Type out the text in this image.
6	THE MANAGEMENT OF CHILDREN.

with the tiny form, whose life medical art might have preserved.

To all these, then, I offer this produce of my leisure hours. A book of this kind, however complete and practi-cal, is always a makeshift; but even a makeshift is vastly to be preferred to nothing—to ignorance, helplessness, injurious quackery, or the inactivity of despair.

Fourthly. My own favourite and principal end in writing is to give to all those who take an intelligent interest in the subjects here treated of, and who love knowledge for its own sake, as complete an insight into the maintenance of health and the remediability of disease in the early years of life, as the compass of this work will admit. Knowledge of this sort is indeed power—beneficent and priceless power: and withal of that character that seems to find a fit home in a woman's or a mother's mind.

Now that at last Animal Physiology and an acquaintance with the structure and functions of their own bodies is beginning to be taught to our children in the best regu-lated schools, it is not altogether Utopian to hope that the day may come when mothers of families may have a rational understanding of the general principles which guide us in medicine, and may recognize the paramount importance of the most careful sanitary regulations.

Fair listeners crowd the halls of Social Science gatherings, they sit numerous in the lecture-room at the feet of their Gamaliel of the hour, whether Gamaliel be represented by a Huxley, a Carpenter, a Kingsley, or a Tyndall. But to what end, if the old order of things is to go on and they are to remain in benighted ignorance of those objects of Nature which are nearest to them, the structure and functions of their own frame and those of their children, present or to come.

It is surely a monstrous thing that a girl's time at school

==

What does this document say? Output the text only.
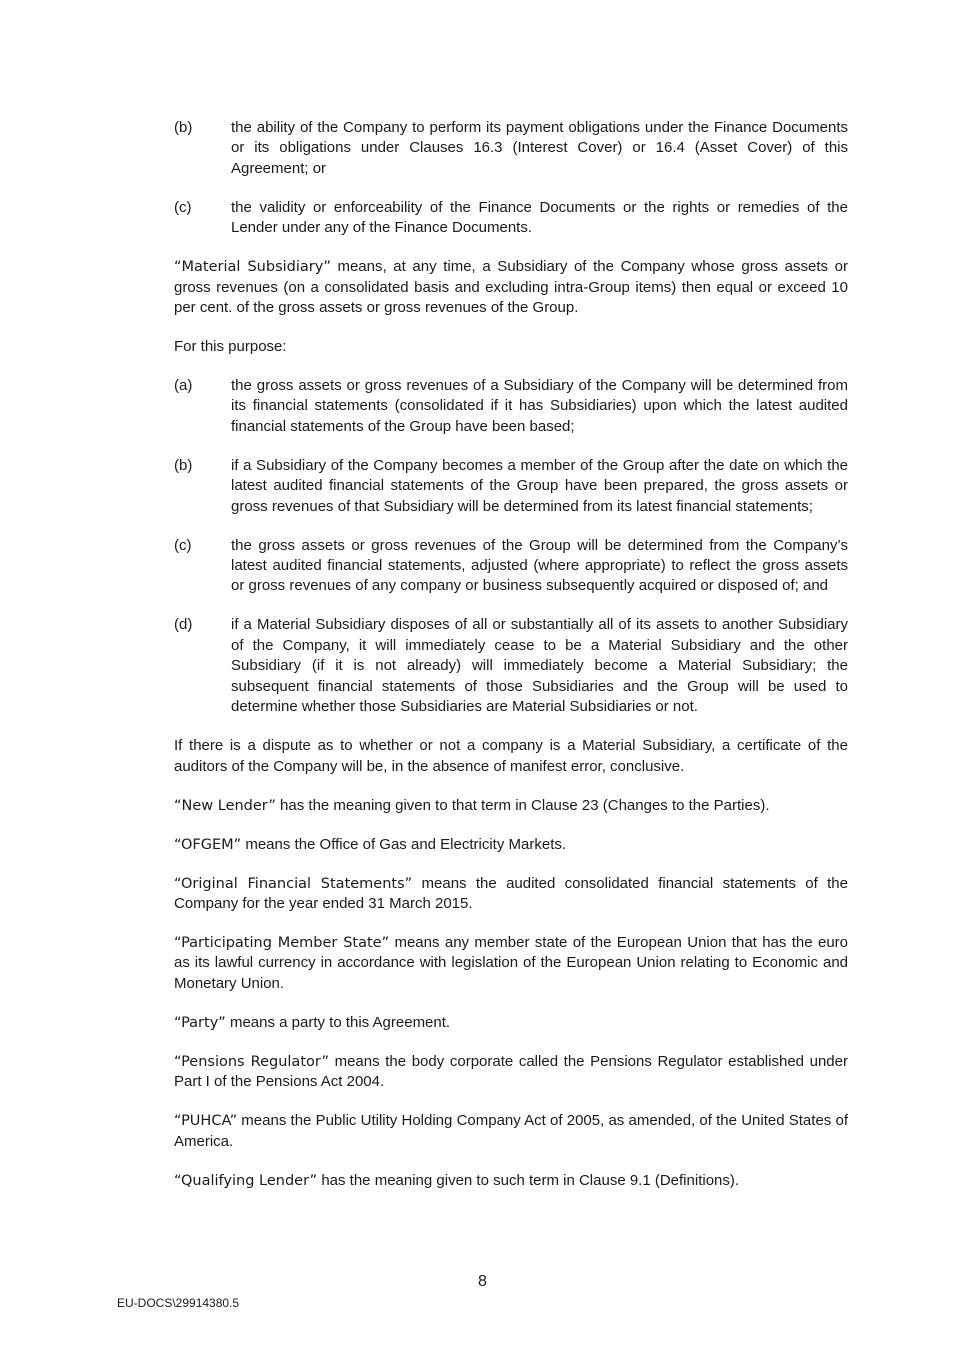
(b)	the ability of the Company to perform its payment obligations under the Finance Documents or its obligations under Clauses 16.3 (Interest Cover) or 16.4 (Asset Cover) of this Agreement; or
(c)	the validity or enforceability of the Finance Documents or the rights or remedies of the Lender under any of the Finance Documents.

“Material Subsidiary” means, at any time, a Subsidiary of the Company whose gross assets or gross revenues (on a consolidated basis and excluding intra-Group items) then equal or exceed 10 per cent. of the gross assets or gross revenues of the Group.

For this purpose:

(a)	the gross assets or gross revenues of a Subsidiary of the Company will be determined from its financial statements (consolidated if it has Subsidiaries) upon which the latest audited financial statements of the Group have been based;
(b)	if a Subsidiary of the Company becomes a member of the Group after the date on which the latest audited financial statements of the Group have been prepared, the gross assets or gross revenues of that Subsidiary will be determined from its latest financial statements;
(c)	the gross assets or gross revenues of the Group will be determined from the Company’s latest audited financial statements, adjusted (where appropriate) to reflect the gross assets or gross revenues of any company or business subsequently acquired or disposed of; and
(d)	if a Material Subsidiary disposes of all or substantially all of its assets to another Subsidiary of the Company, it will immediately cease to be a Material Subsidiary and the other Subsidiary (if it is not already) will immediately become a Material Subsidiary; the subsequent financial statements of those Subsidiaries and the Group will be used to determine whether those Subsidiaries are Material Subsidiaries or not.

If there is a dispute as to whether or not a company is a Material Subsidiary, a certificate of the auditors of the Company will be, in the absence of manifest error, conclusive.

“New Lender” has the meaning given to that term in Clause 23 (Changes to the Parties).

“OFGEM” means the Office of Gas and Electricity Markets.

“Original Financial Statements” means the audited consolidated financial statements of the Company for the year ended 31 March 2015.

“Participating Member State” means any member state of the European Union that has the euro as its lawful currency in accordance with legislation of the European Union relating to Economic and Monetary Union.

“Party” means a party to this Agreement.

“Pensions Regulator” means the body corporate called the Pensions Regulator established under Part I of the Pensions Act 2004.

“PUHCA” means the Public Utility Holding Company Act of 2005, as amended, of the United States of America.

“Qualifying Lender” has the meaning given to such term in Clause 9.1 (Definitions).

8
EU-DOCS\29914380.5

--

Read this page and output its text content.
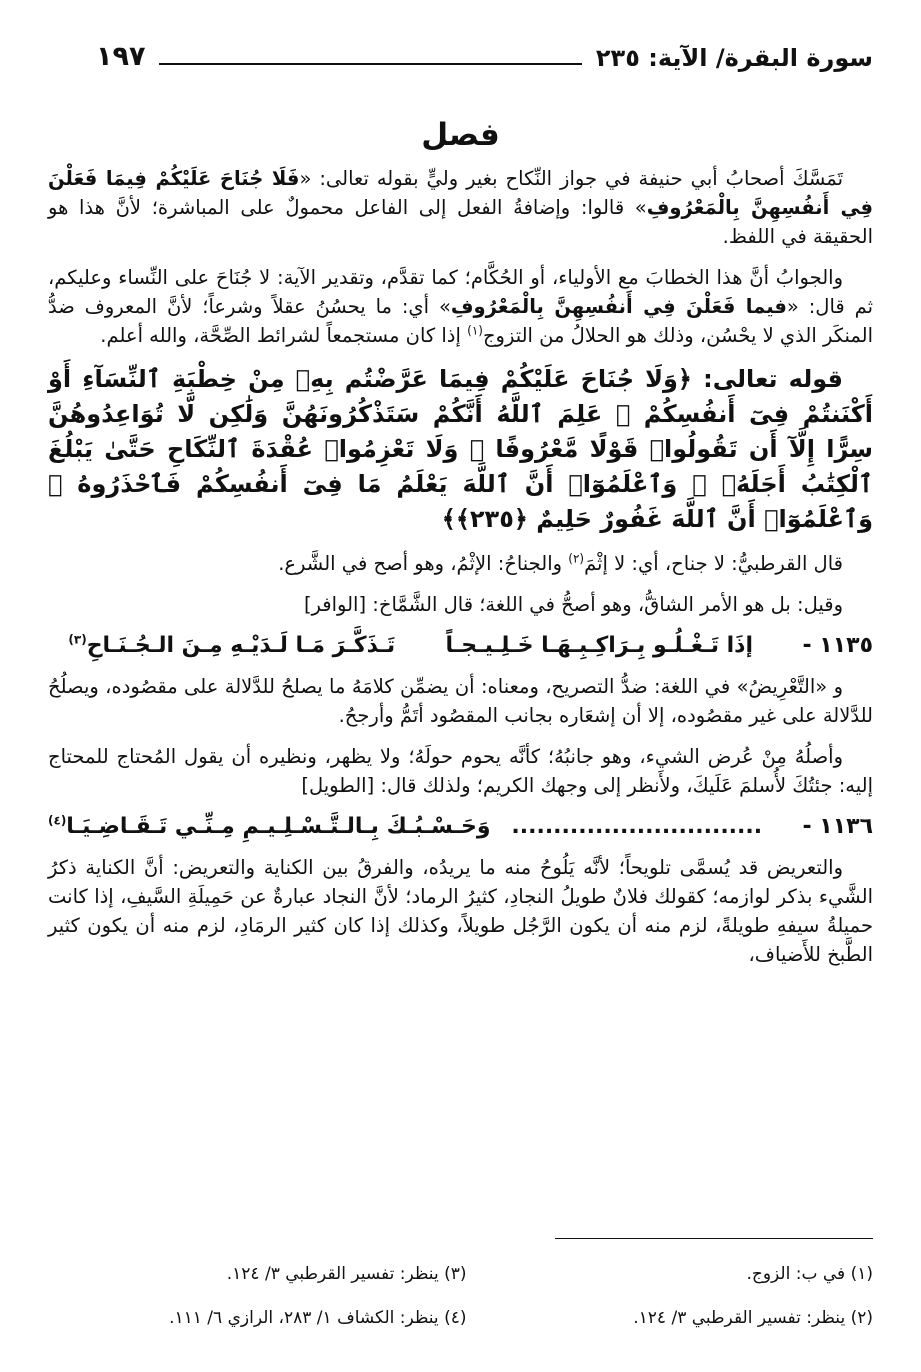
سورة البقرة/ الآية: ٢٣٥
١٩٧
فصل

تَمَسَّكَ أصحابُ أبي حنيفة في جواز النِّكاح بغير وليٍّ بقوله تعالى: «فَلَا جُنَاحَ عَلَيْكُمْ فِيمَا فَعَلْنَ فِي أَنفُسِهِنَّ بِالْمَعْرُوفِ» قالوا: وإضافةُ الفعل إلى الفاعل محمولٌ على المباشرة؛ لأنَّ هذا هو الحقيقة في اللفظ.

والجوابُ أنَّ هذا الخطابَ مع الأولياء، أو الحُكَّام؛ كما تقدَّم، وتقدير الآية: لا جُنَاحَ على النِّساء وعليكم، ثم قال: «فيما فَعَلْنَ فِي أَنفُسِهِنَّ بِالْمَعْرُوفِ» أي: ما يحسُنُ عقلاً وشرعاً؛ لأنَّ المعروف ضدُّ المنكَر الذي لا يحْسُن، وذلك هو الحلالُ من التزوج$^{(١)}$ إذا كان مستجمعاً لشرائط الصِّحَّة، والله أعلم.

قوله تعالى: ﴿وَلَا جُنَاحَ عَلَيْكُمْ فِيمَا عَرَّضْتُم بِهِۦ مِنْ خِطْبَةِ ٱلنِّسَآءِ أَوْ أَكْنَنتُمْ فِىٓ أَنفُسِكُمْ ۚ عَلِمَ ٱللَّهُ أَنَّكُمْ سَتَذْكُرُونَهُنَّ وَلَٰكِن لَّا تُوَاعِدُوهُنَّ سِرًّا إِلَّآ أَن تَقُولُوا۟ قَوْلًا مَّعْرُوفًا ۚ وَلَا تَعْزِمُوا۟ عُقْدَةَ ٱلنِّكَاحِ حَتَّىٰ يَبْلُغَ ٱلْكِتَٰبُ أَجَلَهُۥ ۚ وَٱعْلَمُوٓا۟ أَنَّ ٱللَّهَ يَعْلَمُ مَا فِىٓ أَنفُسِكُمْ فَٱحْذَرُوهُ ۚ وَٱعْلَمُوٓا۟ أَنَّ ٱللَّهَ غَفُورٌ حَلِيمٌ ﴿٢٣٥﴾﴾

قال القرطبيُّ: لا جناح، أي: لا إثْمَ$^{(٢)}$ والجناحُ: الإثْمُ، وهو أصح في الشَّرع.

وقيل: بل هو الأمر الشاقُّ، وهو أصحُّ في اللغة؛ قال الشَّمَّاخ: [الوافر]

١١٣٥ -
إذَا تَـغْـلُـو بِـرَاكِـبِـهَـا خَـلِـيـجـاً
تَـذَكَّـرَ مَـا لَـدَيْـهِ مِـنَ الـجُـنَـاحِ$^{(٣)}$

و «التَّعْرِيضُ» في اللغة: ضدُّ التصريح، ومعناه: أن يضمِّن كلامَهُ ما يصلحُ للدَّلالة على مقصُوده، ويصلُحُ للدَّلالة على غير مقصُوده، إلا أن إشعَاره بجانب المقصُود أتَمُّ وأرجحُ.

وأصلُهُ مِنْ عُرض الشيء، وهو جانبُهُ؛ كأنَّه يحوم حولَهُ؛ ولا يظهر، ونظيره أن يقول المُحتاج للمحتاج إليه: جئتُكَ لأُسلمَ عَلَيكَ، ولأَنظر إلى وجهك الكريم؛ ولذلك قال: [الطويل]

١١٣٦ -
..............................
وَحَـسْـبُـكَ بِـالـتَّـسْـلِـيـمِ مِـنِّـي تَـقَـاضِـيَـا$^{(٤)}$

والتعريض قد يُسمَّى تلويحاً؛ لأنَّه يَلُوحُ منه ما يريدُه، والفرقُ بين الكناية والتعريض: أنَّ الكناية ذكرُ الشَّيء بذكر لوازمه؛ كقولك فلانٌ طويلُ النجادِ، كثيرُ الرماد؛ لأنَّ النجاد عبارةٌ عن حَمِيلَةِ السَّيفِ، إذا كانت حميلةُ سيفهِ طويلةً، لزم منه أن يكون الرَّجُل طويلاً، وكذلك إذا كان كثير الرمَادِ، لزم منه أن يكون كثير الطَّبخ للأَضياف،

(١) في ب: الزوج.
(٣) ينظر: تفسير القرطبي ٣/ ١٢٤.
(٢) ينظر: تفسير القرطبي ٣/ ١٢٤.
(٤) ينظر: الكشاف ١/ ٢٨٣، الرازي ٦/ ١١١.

**Written task:** Look through the material and say how many lines hold "whether". Give the number only.

**Final answer:** 3